Rows:
=-=-=-=-=

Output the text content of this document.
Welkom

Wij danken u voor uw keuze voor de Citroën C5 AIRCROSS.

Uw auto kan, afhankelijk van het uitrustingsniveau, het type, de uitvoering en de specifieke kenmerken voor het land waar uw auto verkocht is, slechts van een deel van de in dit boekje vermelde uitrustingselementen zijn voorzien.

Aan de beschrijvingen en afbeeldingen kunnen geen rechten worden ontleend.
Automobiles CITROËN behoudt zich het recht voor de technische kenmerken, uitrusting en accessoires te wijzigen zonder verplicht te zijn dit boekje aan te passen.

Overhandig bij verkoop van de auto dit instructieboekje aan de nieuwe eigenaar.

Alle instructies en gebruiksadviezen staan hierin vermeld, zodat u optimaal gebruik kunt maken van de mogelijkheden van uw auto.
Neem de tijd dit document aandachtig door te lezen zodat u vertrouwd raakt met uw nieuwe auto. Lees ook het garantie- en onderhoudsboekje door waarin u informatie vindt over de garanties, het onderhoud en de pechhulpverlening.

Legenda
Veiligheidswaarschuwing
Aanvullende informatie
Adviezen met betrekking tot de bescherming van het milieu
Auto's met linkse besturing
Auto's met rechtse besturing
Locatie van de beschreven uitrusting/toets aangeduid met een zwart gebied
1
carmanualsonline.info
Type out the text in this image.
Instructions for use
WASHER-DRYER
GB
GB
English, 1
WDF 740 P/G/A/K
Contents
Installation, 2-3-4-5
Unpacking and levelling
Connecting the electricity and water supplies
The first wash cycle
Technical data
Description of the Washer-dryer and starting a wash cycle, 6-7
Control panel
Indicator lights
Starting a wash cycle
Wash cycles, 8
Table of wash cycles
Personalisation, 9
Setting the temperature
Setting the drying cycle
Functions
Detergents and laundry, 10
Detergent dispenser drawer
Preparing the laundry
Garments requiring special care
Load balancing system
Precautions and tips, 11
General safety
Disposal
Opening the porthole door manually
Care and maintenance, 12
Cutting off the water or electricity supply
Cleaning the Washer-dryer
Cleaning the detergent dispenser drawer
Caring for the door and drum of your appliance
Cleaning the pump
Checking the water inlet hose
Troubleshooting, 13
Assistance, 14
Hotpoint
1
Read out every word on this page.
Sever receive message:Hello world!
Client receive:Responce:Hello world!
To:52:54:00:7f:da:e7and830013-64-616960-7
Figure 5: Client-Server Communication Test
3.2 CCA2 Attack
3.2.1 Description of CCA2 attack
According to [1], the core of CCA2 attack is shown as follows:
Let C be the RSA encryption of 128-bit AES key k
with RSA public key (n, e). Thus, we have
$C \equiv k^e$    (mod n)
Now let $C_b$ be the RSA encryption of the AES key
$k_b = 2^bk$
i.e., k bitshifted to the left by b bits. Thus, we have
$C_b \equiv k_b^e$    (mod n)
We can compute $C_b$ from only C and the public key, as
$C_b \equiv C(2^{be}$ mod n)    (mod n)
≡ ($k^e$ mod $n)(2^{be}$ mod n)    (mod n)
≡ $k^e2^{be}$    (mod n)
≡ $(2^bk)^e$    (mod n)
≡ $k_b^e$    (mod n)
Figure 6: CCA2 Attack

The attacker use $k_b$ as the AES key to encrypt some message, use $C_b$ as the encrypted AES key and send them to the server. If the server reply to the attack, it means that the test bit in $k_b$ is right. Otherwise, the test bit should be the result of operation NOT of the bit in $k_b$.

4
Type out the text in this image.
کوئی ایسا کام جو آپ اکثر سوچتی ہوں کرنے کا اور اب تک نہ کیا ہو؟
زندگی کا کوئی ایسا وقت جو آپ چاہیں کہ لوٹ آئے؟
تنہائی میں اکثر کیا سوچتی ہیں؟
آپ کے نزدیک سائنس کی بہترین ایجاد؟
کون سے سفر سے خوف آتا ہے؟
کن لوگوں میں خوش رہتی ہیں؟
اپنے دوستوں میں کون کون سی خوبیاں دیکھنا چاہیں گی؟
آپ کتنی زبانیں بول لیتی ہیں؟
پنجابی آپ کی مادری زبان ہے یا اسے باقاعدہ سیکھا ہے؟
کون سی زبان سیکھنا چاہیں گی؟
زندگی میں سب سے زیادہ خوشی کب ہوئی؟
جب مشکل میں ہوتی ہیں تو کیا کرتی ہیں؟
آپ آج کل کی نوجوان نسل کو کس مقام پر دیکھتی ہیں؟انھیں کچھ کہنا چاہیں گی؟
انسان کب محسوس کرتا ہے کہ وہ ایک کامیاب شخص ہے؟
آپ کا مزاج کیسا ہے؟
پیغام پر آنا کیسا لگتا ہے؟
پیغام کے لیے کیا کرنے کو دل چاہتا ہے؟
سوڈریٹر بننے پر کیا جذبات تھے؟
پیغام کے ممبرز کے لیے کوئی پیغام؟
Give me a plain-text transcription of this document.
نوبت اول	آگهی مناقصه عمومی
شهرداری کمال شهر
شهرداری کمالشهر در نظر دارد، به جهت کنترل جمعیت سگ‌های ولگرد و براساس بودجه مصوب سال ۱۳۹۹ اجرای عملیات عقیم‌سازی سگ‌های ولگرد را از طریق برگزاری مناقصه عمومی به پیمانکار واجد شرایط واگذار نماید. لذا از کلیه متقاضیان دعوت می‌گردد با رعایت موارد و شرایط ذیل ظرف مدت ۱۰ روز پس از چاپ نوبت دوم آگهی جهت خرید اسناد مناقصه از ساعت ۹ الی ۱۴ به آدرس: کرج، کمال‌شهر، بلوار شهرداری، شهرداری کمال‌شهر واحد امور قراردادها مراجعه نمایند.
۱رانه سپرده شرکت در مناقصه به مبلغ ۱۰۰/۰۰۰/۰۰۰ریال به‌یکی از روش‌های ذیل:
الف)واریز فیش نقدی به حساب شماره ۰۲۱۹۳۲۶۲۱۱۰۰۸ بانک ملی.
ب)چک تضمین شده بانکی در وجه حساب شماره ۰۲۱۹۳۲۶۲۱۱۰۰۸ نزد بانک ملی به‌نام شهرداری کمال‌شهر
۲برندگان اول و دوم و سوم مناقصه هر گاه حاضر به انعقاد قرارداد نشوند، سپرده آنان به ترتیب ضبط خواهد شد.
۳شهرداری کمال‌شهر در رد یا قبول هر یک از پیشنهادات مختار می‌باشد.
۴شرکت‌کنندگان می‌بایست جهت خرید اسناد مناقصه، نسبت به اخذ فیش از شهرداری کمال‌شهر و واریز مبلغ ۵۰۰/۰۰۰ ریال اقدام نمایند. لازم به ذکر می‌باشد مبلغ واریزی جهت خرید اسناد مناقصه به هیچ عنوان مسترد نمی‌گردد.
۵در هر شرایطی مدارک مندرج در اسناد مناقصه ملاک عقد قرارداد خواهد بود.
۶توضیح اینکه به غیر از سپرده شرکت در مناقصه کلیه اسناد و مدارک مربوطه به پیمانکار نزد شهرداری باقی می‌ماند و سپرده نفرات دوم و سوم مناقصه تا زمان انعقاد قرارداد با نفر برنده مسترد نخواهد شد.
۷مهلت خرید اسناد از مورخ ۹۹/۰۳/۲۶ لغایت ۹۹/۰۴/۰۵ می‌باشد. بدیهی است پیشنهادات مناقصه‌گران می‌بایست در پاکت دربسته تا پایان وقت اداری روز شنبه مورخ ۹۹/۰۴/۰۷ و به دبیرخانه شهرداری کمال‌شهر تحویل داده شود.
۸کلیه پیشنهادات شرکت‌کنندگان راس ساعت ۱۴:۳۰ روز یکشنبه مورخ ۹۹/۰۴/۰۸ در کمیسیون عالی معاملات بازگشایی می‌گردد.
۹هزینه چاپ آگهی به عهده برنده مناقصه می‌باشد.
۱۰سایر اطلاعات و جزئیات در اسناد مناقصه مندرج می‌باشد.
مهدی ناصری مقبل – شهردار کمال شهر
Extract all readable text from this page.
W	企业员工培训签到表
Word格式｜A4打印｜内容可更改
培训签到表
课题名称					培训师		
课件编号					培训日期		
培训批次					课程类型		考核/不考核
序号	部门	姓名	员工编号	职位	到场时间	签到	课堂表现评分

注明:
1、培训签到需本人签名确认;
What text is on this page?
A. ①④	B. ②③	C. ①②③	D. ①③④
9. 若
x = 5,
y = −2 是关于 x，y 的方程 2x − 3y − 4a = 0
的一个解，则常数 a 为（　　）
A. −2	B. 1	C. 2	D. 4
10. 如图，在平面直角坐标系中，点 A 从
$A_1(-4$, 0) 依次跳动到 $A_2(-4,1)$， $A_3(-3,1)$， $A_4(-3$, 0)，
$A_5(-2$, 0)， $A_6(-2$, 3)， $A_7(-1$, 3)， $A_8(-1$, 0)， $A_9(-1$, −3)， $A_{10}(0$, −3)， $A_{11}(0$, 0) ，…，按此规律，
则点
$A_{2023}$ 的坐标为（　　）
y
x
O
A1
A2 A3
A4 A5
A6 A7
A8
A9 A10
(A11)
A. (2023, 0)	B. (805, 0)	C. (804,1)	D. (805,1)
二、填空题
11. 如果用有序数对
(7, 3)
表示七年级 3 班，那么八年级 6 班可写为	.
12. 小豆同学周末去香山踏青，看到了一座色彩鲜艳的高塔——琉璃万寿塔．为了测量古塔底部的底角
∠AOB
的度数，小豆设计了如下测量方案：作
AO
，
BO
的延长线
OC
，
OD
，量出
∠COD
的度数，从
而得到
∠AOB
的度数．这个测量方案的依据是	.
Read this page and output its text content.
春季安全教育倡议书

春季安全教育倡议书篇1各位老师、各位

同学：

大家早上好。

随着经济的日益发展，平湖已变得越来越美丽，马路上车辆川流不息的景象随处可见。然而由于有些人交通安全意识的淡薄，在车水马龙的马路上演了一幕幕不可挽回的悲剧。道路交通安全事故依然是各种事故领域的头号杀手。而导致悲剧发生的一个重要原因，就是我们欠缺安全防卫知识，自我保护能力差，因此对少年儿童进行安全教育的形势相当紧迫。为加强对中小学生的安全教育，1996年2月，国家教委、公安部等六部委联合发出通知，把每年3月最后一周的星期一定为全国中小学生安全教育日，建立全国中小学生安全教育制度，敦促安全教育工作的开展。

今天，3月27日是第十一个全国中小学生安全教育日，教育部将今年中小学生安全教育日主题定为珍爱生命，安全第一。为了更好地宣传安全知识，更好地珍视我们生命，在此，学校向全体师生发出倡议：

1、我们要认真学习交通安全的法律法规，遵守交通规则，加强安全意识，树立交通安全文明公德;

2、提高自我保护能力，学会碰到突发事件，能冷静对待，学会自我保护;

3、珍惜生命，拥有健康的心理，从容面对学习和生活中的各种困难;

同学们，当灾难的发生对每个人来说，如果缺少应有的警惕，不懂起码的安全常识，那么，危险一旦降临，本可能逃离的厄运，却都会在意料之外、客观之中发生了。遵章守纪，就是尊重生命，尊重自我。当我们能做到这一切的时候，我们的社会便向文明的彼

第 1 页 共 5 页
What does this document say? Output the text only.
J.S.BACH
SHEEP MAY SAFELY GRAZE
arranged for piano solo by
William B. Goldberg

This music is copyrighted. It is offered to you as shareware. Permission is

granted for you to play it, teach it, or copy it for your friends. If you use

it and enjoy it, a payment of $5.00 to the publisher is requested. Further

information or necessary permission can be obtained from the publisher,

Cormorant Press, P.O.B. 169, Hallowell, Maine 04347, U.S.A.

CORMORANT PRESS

=-=-=-=-=

Task details: Scan the records for the string "Figure". Copy each line in which it appears.

Reply:
Figure 5: Client-Server Communication Test
Figure 6: CCA2 Attack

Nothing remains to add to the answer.